◆ To be done ◆
Present the lines of the records between the line containing "y-tick-label: 15 [50, 92, 64, 105]" and the line containing "point [230, 175, 239, 184]", inclusive, as a numbered list, leaving out any blank lines.

Begin Available data

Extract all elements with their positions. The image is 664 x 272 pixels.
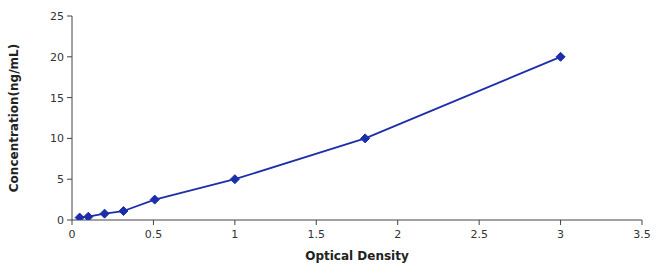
y-tick-label: 15 [50, 92, 64, 105]
x-tick-label: 2 [394, 228, 401, 241]
series [75, 52, 565, 220]
y-tick-label: 5 [57, 173, 64, 186]
y-tick-label: 10 [50, 132, 64, 145]
y-tick-label: 25 [50, 10, 64, 23]
x-tick [72, 220, 73, 225]
point [230, 175, 239, 184]
x-axis-label: Optical Density [305, 249, 409, 263]
axes: 0 0.5 1 1.5 2 2.5 3 3.5 0 5 10 15 20 25 [50, 10, 651, 241]
x-tick [316, 220, 317, 225]
x-tick-label: 1.5 [308, 228, 326, 241]
x-tick-label: 0.5 [145, 228, 163, 241]
y-tick-label: 20 [50, 51, 64, 64]
x-tick [642, 220, 643, 225]
point [556, 52, 565, 61]
y-tick [67, 138, 72, 139]
x-axis-line [72, 220, 642, 221]
y-tick [67, 56, 72, 57]
line [80, 57, 561, 218]
x-tick-label: 0 [69, 228, 76, 241]
point [150, 195, 159, 204]
point [119, 207, 128, 216]
y-axis-label: Concentration(ng/mL) [7, 44, 21, 192]
x-tick-label: 1 [231, 228, 238, 241]
x-tick [560, 220, 561, 225]
x-tick-label: 3.5 [633, 228, 651, 241]
x-tick [479, 220, 480, 225]
y-tick [67, 179, 72, 180]
point [75, 213, 84, 220]
y-tick [67, 220, 72, 221]
x-tick [397, 220, 398, 225]
point [84, 212, 93, 220]
y-tick-label: 0 [57, 214, 64, 227]
x-tick-label: 2.5 [470, 228, 488, 241]
y-tick [67, 16, 72, 17]
y-tick [67, 97, 72, 98]
point [100, 209, 109, 218]
point [361, 134, 370, 143]
chart: 0 0.5 1 1.5 2 2.5 3 3.5 0 5 10 15 20 25 Optical Densit… [0, 0, 664, 272]
x-tick-label: 3 [557, 228, 564, 241]
chart-container: 0 0.5 1 1.5 2 2.5 3 3.5 0 5 10 15 20 25 Optical Densit… [0, 0, 664, 272]
x-tick [153, 220, 154, 225]
y-axis-line [72, 16, 73, 220]
x-tick [234, 220, 235, 225]
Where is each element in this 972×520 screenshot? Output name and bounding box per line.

End Available data

◆ Reply ◆
1. y-tick-label: 15 [50, 92, 64, 105]
2. x-tick-label: 2 [394, 228, 401, 241]
3. series [75, 52, 565, 220]
4. y-tick-label: 5 [57, 173, 64, 186]
5. y-tick-label: 10 [50, 132, 64, 145]
6. y-tick-label: 25 [50, 10, 64, 23]
7. x-tick [72, 220, 73, 225]
8. point [230, 175, 239, 184]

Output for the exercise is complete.